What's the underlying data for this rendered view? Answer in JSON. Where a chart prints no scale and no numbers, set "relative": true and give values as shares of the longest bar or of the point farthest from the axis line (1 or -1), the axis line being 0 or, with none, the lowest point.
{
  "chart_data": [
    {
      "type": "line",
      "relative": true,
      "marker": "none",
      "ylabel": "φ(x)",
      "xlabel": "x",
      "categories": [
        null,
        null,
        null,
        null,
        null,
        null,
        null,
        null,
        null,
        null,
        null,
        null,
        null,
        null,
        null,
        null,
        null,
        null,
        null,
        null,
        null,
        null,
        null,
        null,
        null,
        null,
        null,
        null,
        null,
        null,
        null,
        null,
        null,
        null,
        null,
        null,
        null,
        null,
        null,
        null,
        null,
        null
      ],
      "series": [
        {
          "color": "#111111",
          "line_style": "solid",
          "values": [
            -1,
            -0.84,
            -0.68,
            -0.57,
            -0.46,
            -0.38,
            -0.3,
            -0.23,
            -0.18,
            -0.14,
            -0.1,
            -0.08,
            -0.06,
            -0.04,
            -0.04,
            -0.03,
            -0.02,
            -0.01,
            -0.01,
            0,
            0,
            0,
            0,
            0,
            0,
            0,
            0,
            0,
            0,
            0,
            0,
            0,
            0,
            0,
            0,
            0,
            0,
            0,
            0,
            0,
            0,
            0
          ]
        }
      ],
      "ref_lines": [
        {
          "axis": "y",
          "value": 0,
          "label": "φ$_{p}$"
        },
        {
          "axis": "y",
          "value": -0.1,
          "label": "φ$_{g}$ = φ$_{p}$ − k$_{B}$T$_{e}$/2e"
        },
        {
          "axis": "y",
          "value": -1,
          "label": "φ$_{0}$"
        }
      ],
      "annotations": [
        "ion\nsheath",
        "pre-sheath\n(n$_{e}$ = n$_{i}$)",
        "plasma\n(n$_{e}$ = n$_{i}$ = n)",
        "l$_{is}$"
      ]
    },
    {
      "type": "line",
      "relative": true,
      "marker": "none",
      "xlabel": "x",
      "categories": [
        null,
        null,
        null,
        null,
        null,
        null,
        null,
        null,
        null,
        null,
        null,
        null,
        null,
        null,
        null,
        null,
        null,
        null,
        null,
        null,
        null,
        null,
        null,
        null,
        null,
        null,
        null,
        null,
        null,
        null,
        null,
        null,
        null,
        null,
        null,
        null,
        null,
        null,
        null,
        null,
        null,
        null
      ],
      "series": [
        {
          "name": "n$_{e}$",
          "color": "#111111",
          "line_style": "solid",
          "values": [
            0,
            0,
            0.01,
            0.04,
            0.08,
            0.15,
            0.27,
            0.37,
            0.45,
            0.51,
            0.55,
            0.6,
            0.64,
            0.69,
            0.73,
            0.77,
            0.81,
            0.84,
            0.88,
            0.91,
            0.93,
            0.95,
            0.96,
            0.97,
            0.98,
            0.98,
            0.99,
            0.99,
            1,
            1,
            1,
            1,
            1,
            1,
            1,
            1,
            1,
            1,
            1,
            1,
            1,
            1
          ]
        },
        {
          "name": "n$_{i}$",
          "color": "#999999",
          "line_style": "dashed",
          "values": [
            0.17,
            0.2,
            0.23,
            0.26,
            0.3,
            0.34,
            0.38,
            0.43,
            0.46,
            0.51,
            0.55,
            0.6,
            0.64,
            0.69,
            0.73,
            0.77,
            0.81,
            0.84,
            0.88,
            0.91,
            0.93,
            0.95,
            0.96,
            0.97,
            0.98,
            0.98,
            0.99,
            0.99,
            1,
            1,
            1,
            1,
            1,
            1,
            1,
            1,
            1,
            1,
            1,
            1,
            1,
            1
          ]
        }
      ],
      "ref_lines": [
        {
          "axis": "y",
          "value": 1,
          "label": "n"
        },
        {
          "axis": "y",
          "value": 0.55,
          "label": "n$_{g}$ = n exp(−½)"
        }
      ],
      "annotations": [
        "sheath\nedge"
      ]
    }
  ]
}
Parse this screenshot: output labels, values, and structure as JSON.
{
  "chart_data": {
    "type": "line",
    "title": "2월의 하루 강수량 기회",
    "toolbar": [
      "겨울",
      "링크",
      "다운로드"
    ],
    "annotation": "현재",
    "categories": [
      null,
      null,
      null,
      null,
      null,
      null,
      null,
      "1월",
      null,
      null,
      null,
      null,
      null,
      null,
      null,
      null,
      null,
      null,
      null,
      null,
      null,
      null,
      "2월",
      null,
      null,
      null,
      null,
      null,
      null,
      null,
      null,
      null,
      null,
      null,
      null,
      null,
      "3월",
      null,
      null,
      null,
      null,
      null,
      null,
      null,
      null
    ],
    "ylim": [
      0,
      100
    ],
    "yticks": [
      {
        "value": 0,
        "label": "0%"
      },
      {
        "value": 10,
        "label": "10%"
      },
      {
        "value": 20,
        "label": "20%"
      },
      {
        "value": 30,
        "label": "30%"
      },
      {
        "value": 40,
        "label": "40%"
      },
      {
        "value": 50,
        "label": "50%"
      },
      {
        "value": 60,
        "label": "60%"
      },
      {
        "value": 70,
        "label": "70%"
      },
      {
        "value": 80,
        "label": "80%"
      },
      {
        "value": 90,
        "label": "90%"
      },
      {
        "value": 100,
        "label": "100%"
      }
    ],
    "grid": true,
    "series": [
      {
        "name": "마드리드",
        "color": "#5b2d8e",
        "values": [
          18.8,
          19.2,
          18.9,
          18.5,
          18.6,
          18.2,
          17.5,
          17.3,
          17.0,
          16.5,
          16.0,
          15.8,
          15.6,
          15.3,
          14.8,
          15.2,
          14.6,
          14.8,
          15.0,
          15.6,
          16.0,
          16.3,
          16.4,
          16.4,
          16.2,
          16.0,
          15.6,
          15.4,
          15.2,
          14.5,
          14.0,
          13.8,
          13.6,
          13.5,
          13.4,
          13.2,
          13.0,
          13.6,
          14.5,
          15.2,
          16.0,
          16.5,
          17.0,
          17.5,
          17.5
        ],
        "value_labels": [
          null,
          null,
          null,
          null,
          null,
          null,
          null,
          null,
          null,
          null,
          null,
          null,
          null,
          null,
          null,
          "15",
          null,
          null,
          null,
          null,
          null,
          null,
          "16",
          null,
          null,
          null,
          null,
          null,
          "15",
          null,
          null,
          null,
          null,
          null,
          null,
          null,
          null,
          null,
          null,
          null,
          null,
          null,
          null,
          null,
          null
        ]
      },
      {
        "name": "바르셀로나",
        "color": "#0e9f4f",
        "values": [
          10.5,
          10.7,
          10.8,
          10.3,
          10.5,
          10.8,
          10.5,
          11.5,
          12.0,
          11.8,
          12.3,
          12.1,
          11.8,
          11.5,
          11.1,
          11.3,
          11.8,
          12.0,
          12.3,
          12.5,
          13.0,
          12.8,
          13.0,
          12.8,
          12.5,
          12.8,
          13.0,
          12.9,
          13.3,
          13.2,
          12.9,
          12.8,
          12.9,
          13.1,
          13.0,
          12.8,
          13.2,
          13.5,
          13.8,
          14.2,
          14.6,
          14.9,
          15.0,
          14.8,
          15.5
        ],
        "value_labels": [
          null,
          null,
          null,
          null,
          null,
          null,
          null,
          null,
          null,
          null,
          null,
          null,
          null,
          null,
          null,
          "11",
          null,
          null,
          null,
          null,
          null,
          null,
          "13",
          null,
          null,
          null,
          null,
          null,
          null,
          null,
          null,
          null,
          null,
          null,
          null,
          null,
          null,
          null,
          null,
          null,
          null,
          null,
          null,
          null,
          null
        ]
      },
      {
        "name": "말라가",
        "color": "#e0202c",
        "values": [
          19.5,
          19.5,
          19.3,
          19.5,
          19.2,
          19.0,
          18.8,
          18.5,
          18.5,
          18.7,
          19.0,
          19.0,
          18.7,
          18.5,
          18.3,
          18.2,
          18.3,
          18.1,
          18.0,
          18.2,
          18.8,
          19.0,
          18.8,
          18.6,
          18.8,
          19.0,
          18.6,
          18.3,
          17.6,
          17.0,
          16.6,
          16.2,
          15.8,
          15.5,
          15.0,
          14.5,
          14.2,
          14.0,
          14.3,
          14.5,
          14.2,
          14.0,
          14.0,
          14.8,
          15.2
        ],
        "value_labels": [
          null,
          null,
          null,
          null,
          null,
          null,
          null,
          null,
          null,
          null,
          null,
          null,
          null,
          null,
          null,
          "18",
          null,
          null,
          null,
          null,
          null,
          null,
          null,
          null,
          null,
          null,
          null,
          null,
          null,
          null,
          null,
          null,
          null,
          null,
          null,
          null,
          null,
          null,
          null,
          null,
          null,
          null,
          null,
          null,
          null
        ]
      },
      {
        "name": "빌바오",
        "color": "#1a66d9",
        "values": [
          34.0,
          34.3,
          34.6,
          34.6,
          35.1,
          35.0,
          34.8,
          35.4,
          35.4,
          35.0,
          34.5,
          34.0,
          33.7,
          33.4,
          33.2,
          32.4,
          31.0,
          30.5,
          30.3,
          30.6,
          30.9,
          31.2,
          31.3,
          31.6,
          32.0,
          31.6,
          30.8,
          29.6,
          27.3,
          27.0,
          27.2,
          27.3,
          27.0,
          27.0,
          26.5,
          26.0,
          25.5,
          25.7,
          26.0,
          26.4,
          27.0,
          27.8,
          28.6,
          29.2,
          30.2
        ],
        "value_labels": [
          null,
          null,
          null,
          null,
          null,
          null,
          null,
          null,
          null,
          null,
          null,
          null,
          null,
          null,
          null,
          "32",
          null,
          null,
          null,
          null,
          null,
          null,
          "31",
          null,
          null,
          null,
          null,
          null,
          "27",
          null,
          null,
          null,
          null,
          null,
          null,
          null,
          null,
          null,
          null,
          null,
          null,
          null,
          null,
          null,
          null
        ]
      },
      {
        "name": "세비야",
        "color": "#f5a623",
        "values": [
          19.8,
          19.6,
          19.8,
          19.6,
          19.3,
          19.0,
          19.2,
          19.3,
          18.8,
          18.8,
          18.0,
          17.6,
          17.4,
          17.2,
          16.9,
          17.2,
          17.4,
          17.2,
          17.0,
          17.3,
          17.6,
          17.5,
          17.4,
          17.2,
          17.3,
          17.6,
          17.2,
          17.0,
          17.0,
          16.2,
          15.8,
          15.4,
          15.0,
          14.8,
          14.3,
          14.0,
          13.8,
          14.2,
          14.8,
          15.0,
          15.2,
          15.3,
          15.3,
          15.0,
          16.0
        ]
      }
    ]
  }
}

--------------------

● SET TASK
Gather each line from the entries above that includes the word "true".

● TASK SOLUTION
What's the underlying data for this rendered view? Answer in JSON. Where a chart prints no scale and no numbers, set "relative": true and give values as shares of the longest bar or of the point farthest from the axis line (1 or -1), the axis line being 0 or, with none, the lowest point.
      "relative": true,
      "relative": true,
    "grid": true,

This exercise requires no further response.